__What is being asked__
Transcribe all of the material below word for word and leave out its pictures.

Begin

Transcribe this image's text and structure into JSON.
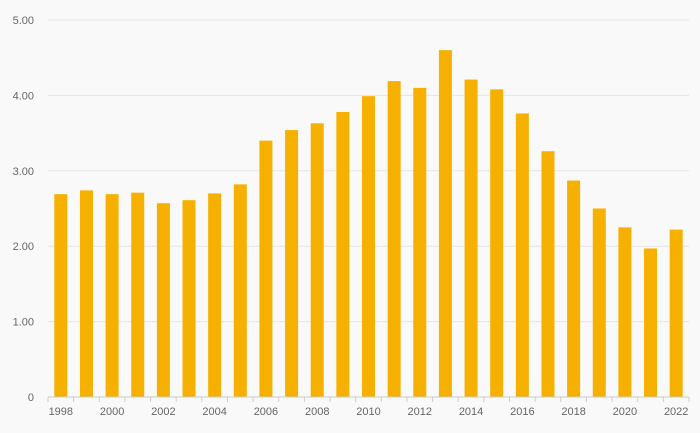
{
  "chart_data": {
    "type": "bar",
    "title": "",
    "xlabel": "",
    "ylabel": "",
    "categories": [
      "1998",
      "1999",
      "2000",
      "2001",
      "2002",
      "2003",
      "2004",
      "2005",
      "2006",
      "2007",
      "2008",
      "2009",
      "2010",
      "2011",
      "2012",
      "2013",
      "2014",
      "2015",
      "2016",
      "2017",
      "2018",
      "2019",
      "2020",
      "2021",
      "2022"
    ],
    "x_tick_labels": [
      "1998",
      "2000",
      "2002",
      "2004",
      "2006",
      "2008",
      "2010",
      "2012",
      "2014",
      "2016",
      "2018",
      "2020",
      "2022"
    ],
    "values": [
      2.69,
      2.74,
      2.69,
      2.71,
      2.57,
      2.61,
      2.7,
      2.82,
      3.4,
      3.54,
      3.63,
      3.78,
      3.99,
      4.19,
      4.1,
      4.6,
      4.21,
      4.08,
      3.76,
      3.26,
      2.87,
      2.5,
      2.25,
      1.97,
      2.22
    ],
    "ylim": [
      0,
      5
    ],
    "y_ticks": [
      0,
      1,
      2,
      3,
      4,
      5
    ],
    "y_tick_labels": [
      "0",
      "1.00",
      "2.00",
      "3.00",
      "4.00",
      "5.00"
    ],
    "grid": true,
    "legend": "none",
    "bar_color": "#f6b000"
  }
}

End

__Finished exercise__
Transcribe this image's text and structure into JSON.
{
  "chart_data": {
    "type": "bar",
    "title": "",
    "xlabel": "",
    "ylabel": "",
    "categories": [
      "1998",
      "1999",
      "2000",
      "2001",
      "2002",
      "2003",
      "2004",
      "2005",
      "2006",
      "2007",
      "2008",
      "2009",
      "2010",
      "2011",
      "2012",
      "2013",
      "2014",
      "2015",
      "2016",
      "2017",
      "2018",
      "2019",
      "2020",
      "2021",
      "2022"
    ],
    "x_tick_labels": [
      "1998",
      "2000",
      "2002",
      "2004",
      "2006",
      "2008",
      "2010",
      "2012",
      "2014",
      "2016",
      "2018",
      "2020",
      "2022"
    ],
    "values": [
      2.69,
      2.74,
      2.69,
      2.71,
      2.57,
      2.61,
      2.7,
      2.82,
      3.4,
      3.54,
      3.63,
      3.78,
      3.99,
      4.19,
      4.1,
      4.6,
      4.21,
      4.08,
      3.76,
      3.26,
      2.87,
      2.5,
      2.25,
      1.97,
      2.22
    ],
    "ylim": [
      0,
      5
    ],
    "y_ticks": [
      0,
      1,
      2,
      3,
      4,
      5
    ],
    "y_tick_labels": [
      "0",
      "1.00",
      "2.00",
      "3.00",
      "4.00",
      "5.00"
    ],
    "grid": true,
    "legend": "none",
    "bar_color": "#f6b000"
  }
}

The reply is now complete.